Search the data for the word "maíz". Reproduce every line where it is found.

### Data excerpts ###

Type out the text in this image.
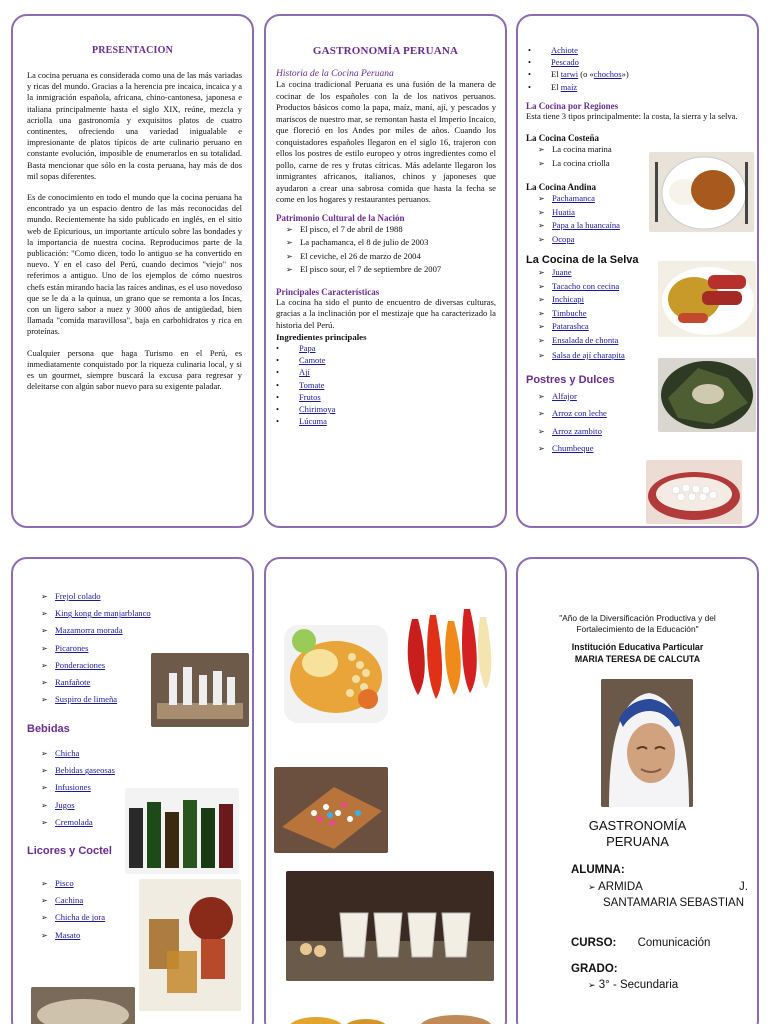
PRESENTACION

La cocina peruana es considerada como una de las más variadas y ricas del mundo. Gracias a la herencia pre incaica, incaica y a la inmigración española, africana, chino-cantonesa, japonesa e italiana principalmente hasta el siglo XIX, reúne, mezcla y acriolla una gastronomía y exquisitos platos de cuatro continentes, ofreciendo una variedad inigualable e impresionante de platos típicos de arte culinario peruano en constante evolución, imposible de enumerarlos en su totalidad. Basta mencionar que sólo en la costa peruana, hay más de dos mil sopas diferentes.

Es de conocimiento en todo el mundo que la cocina peruana ha encontrado ya un espacio dentro de las más reconocidas del mundo. Recientemente ha sido publicado en inglés, en el sitio web de Epicurious, un importante artículo sobre las bondades y la importancia de nuestra cocina. Reproducimos parte de la publicación: "Como dicen, todo lo antiguo se ha convertido en nuevo. Y en el caso del Perú, cuando decimos "viejo" nos referimos a antiguo. Uno de los ejemplos de cómo nuestros chefs están mirando hacia las raíces andinas, es el uso novedoso que se le da a la quinua, un grano que se remonta a los Incas, con un ligero sabor a nuez y 3000 años de antigüedad, bien llamada "comida maravillosa", baja en carbohidratos y rica en proteínas.

Cualquier persona que haga Turismo en el Perú, es inmediatamente conquistado por la riqueza culinaria local, y si es un gourmet, siempre buscará la excusa para regresar y deleitarse con algún sabor nuevo para su exigente paladar.

GASTRONOMÍA PERUANA
Historia de la Cocina Peruana

La cocina tradicional Peruana es una fusión de la manera de cocinar de los españoles con la de los nativos peruanos. Productos básicos como la papa, maíz, maní, ají, y pescados y mariscos de nuestro mar, se remontan hasta el Imperio Incaico, que floreció en los Andes por miles de años. Cuando los conquistadores españoles llegaron en el siglo 16, trajeron con ellos los postres de estilo europeo y otros ingredientes como el pollo, carne de res y frutas cítricas. Más adelante llegaron los inmigrantes africanos, italianos, chinos y japoneses que ayudaron a crear una sabrosa comida que hasta la fecha se come en los hogares y restaurantes peruanos.

Patrimonio Cultural de la Nación
➢ El pisco, el 7 de abril de 1988
➢ La pachamanca, el 8 de julio de 2003
➢ El ceviche, el 26 de marzo de 2004
➢ El pisco sour, el 7 de septiembre de 2007
Principales Características

La cocina ha sido el punto de encuentro de diversas culturas, gracias a la inclinación por el mestizaje que ha caracterizado la historia del Perú.

Ingredientes principales
• Papa
• Camote
• Ají
• Tomate
• Frutos
• Chirimoya
• Lúcuma
• Achiote
• Pescado
• El tarwi (o «chochos»)
• El maíz
La Cocina por Regiones

Esta tiene 3 tipos principalmente: la costa, la sierra y la selva.

La Cocina Costeña
➢ La cocina marina
➢ La cocina criolla
La Cocina Andina
➢ Pachamanca
➢ Huatia
➢ Papa a la huancaína
➢ Ocopa
La Cocina de la Selva
➢ Juane
➢ Tacacho con cecina
➢ Inchicapi
➢ Timbuche
➢ Patarashca
➢ Ensalada de chonta
➢ Salsa de ají charapita
Postres y Dulces
➢ Alfajor
➢ Arroz con leche
➢ Arroz zambito
➢ Chumbeque
➢ Frejol colado
➢ King kong de manjarblanco
➢ Mazamorra morada
➢ Picarones
➢ Ponderaciones
➢ Ranfañote
➢ Suspiro de limeña
Bebidas
➢ Chicha
➢ Bebidas gaseosas
➢ Infusiones
➢ Jugos
➢ Cremolada
Licores y Coctel
➢ Pisco
➢ Cachina
➢ Chicha de jora
➢ Masato
"Año de la Diversificación Productiva y del Fortalecimiento de la Educación"
Institución Educativa Particular
MARIA TERESA DE CALCUTA
GASTRONOMÍA
PERUANA
ALUMNA:
➢ ARMIDA	J.
SANTAMARIA SEBASTIAN
CURSO: Comunicación
GRADO:
➢ 3° - Secundaria
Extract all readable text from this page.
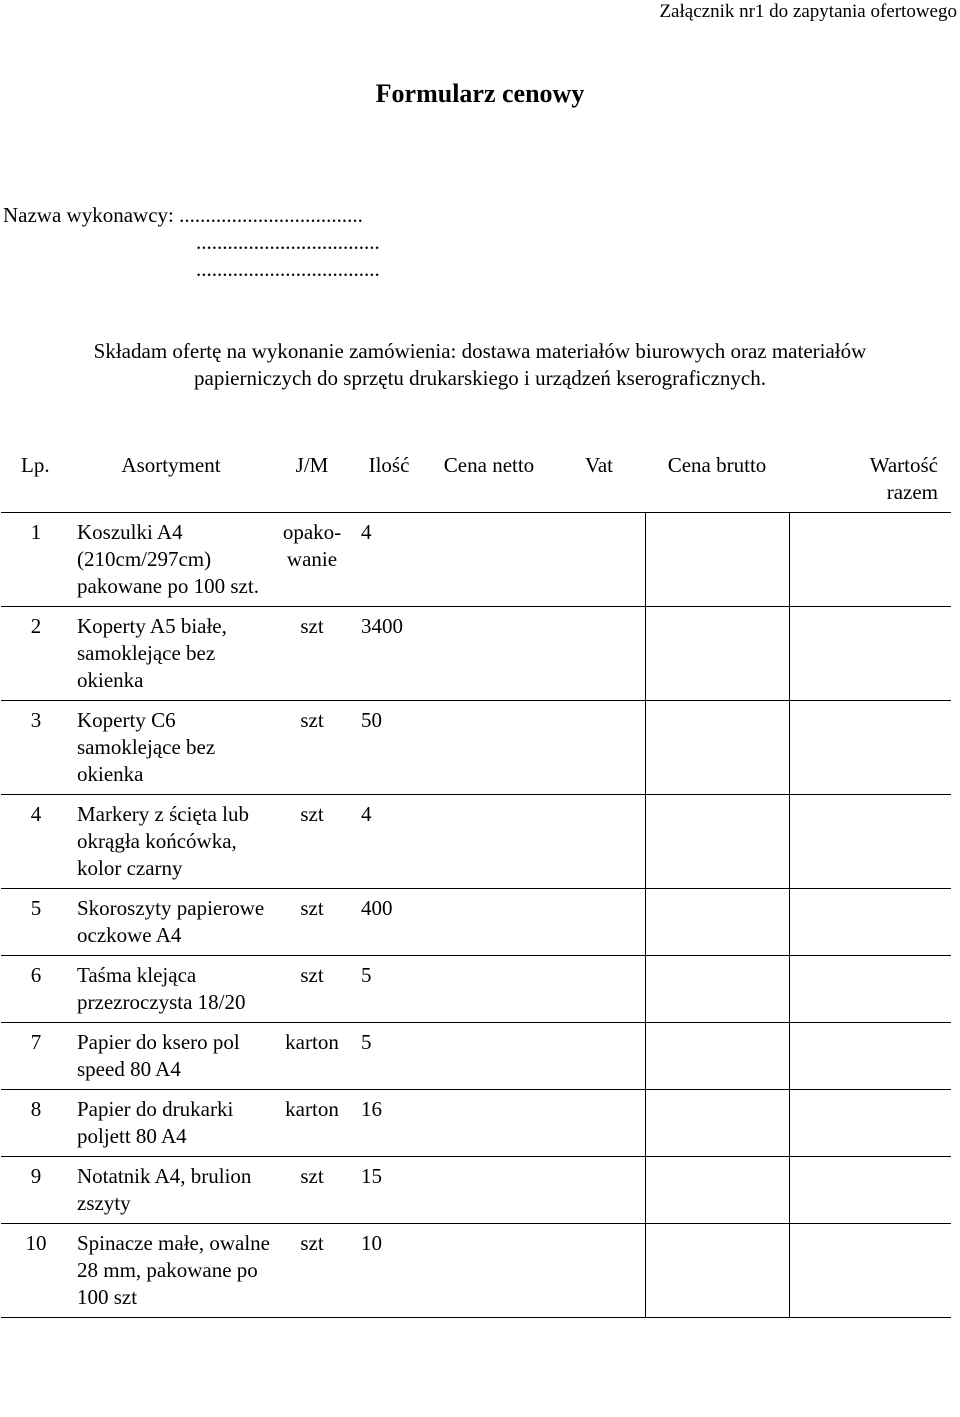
Załącznik nr1 do zapytania ofertowego
Formularz cenowy
Nazwa wykonawcy: ...................................
...................................
...................................
Składam ofertę na wykonanie zamówienia: dostawa materiałów biurowych oraz materiałów
papierniczych do sprzętu drukarskiego i urządzeń kserograficznych.
Lp.	Asortyment	J/M	Ilość	Cena netto	Vat	Cena brutto	Wartość
razem
1	Koszulki A4 (210cm/297cm) pakowane po 100 szt.	opako-wanie	4				
2	Koperty A5 białe, samoklejące bez okienka	szt	3400				
3	Koperty C6 samoklejące bez okienka	szt	50				
4	Markery z ścięta lub okrągła końcówka, kolor czarny	szt	4				
5	Skoroszyty papierowe oczkowe A4	szt	400				
6	Taśma klejąca przezroczysta 18/20	szt	5				
7	Papier do ksero pol speed 80 A4	karton	5				
8	Papier do drukarki poljett 80 A4	karton	16				
9	Notatnik A4, brulion zszyty	szt	15				
10	Spinacze małe, owalne 28 mm, pakowane po 100 szt	szt	10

###

● **Solution to the problem**:
La cocina tradicional Peruana es una fusión de la manera de cocinar de los españoles con la de los nativos peruanos. Productos básicos como la papa, maíz, maní, ají, y pescados y mariscos de nuestro mar, se remontan hasta el Imperio Incaico, que floreció en los Andes por miles de años. Cuando los conquistadores españoles llegaron en el siglo 16, trajeron con ellos los postres de estilo europeo y otros ingredientes como el pollo, carne de res y frutas cítricas. Más adelante llegaron los inmigrantes africanos, italianos, chinos y japoneses que ayudaron a crear una sabrosa comida que hasta la fecha se come en los hogares y restaurantes peruanos.
• El maíz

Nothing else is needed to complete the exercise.